-------- READING TEXT --------
On May 23, 2024, Patrick Gibson, Christian Slater, and Molly Brown were cast in starring roles. In June 2024, James Martinez, Christina Milian, Alex Shimizu, Reno Wilson, and Patrick Dempsey joined the cast as series regulars while Sarah Michelle Gellar was cast as a special guest star. On July 11, 2024, Joe Pantoliano, Brittany Allen, Randy Gonzalez, Aaron Jennings, Raquel Justice, Jasper Lewis, Carlo Mendez, Isaac Gonzalez Rossi, and Roberto Sanchez were cast in recurring roles. On July 26, 2024, at San Diego Comic-Con during the Dexter: Original Sin panel, it was announced that Michael C. Hall is set to narrate the inner voice of a young Dexter Morgan. On August 14, 2024, Amanda Brooks joined the cast in a recurring capacity. On September 20, 2024, Eli Sherman, London Thatcher and Sarah Kinsey joined the cast in undisclosed capacities.

===Filming===
Principal photography for the series began on June 5, 2024, in Miami. In August 2024, it was reported that filming moved to Los Angeles.
--------
PROBLEM TO WORK ON:
Copy out, word for word and in full, the text on the casting and filming of Dexter: Original Sin. The lines that come next have no connection to the text.
-------- EXCERPTED DATA --------
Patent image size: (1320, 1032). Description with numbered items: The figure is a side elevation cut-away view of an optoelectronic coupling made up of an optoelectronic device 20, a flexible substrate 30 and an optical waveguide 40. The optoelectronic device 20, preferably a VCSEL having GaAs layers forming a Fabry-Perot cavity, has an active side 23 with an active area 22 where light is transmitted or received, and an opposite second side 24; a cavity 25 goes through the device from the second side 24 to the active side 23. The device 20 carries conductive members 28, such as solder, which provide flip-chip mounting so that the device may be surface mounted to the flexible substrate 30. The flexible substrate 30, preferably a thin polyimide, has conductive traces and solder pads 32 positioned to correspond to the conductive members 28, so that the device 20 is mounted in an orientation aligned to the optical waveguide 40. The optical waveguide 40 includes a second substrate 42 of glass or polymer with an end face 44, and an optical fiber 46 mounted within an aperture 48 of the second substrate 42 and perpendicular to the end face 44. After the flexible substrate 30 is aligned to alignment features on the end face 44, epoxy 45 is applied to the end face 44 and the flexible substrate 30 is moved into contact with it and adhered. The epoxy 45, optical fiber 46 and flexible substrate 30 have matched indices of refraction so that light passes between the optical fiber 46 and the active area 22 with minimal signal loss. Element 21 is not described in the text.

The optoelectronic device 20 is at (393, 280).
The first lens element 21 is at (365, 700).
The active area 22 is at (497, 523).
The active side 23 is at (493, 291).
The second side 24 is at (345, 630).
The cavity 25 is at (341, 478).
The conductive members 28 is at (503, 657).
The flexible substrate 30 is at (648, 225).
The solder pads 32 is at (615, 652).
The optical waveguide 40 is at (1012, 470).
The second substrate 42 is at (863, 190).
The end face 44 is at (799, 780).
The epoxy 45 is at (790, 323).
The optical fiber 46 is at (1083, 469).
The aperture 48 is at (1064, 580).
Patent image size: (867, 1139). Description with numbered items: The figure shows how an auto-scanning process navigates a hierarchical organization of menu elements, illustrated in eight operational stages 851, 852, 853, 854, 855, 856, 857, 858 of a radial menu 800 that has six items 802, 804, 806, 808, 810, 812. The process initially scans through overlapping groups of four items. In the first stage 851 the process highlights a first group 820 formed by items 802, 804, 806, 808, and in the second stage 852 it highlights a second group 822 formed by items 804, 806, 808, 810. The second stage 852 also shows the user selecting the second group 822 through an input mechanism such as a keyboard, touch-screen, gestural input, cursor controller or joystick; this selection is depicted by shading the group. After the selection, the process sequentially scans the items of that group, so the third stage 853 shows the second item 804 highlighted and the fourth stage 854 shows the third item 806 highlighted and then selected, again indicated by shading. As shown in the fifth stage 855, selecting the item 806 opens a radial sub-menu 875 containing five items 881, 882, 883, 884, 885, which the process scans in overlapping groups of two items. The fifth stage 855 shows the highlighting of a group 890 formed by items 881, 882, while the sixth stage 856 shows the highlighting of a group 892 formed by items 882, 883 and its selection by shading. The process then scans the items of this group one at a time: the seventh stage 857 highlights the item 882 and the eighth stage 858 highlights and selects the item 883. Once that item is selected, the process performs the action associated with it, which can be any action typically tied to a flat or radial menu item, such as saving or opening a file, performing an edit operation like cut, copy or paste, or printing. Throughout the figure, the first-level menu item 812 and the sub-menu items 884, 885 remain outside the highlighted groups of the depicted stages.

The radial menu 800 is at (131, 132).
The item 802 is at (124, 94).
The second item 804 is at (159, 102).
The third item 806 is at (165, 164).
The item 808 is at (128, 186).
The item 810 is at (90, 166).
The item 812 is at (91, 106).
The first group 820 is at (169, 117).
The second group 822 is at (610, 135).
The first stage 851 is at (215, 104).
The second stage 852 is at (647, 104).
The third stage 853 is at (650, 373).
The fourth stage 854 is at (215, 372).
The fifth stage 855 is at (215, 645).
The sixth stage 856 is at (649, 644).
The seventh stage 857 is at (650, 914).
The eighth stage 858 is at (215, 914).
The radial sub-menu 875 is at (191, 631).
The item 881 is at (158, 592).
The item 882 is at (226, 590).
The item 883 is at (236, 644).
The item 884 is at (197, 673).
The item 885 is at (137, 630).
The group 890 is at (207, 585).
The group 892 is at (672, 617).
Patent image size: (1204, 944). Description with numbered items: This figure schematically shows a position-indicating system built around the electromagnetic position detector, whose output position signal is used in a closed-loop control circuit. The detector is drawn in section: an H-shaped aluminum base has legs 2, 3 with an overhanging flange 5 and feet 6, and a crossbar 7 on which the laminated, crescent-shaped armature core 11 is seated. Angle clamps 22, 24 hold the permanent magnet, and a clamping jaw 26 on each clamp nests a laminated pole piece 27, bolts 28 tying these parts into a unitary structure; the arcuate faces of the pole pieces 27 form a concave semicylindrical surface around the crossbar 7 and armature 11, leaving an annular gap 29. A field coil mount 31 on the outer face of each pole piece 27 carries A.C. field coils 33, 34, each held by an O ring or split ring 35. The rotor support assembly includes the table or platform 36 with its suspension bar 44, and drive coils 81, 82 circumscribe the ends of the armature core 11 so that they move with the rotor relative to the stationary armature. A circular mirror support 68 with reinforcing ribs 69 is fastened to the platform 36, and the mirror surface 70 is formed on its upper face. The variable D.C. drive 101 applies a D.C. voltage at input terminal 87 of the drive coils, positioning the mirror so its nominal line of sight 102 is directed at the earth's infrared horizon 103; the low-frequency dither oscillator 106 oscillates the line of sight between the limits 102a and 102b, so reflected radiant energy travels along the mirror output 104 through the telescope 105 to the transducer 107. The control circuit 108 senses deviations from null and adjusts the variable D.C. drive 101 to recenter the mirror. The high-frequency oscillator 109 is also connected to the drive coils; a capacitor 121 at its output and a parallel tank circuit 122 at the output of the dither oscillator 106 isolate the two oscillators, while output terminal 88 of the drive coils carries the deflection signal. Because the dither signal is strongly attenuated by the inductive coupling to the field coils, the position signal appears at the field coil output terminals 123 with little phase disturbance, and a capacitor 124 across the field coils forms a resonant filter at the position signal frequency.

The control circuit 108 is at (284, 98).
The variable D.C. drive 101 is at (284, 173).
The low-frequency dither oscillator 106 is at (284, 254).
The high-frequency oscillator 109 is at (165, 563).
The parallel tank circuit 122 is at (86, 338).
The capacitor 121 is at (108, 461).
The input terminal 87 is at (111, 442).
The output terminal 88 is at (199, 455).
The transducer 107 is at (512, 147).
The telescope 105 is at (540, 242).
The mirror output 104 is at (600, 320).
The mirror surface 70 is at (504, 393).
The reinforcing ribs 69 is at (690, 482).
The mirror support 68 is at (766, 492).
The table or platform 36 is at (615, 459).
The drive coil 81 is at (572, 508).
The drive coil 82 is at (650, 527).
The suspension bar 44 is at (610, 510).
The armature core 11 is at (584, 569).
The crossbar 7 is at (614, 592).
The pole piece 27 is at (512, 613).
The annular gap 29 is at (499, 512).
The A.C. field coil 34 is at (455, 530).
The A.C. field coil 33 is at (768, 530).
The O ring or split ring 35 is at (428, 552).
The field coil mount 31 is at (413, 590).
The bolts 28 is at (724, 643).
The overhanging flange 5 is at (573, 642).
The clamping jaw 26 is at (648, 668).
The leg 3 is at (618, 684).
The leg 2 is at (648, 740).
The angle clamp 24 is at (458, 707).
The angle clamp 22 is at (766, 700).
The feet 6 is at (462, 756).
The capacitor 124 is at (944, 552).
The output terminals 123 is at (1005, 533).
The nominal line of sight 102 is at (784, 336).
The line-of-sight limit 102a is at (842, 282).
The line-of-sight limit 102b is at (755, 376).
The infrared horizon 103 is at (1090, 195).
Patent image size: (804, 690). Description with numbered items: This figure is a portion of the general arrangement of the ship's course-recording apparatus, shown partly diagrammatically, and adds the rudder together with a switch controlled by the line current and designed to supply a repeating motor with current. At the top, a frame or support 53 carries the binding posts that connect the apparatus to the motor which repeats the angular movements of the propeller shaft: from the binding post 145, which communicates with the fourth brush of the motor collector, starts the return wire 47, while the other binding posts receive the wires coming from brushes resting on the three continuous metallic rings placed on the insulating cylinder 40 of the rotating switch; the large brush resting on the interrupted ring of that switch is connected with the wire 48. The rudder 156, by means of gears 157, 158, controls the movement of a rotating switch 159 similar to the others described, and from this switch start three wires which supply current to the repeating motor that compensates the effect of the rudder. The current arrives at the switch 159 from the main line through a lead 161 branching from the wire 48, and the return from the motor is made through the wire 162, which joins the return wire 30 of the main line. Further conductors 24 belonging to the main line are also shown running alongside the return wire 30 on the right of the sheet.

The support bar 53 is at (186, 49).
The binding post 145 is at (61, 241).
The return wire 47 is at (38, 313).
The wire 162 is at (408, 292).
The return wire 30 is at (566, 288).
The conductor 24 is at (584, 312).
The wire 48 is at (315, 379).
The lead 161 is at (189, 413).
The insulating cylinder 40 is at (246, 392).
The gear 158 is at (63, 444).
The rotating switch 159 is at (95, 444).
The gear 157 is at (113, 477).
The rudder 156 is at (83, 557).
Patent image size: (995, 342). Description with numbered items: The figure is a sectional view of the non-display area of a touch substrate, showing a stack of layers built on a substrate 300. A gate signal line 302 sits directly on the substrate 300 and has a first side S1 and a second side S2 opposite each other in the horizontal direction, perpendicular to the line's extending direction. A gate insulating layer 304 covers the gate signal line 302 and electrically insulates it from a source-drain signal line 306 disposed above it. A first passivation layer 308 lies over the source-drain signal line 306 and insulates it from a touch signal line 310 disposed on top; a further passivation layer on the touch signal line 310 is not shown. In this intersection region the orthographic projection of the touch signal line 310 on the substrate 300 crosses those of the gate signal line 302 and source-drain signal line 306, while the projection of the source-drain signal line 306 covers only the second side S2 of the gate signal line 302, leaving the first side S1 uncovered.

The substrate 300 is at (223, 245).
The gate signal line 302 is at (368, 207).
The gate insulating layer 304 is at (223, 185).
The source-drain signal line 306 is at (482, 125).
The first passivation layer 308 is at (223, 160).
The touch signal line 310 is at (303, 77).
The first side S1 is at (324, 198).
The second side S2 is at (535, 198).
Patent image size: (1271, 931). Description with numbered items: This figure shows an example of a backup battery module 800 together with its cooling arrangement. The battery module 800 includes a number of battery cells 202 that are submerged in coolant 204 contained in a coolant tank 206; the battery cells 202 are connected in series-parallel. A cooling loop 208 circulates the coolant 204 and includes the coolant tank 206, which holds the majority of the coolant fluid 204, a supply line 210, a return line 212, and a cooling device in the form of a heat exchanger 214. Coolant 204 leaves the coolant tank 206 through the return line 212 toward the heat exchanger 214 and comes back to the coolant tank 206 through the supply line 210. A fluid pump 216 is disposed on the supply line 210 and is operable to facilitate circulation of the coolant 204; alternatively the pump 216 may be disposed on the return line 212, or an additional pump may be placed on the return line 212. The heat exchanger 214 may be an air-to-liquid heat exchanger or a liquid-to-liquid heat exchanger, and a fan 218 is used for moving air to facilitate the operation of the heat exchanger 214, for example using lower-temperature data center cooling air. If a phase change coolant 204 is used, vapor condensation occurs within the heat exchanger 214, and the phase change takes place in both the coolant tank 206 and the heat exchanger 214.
--------
WRITTEN RESPONSE:
On May 23, 2024, Patrick Gibson, Christian Slater, and Molly Brown were cast in starring roles. In June 2024, James Martinez, Christina Milian, Alex Shimizu, Reno Wilson, and Patrick Dempsey joined the cast as series regulars while Sarah Michelle Gellar was cast as a special guest star. On July 11, 2024, Joe Pantoliano, Brittany Allen, Randy Gonzalez, Aaron Jennings, Raquel Justice, Jasper Lewis, Carlo Mendez, Isaac Gonzalez Rossi, and Roberto Sanchez were cast in recurring roles. On July 26, 2024, at San Diego Comic-Con during the Dexter: Original Sin panel, it was announced that Michael C. Hall is set to narrate the inner voice of a young Dexter Morgan. On August 14, 2024, Amanda Brooks joined the cast in a recurring capacity. On September 20, 2024, Eli Sherman, London Thatcher and Sarah Kinsey joined the cast in undisclosed capacities.

===Filming===
Principal photography for the series began on June 5, 2024, in Miami. In August 2024, it was reported that filming moved to Los Angeles.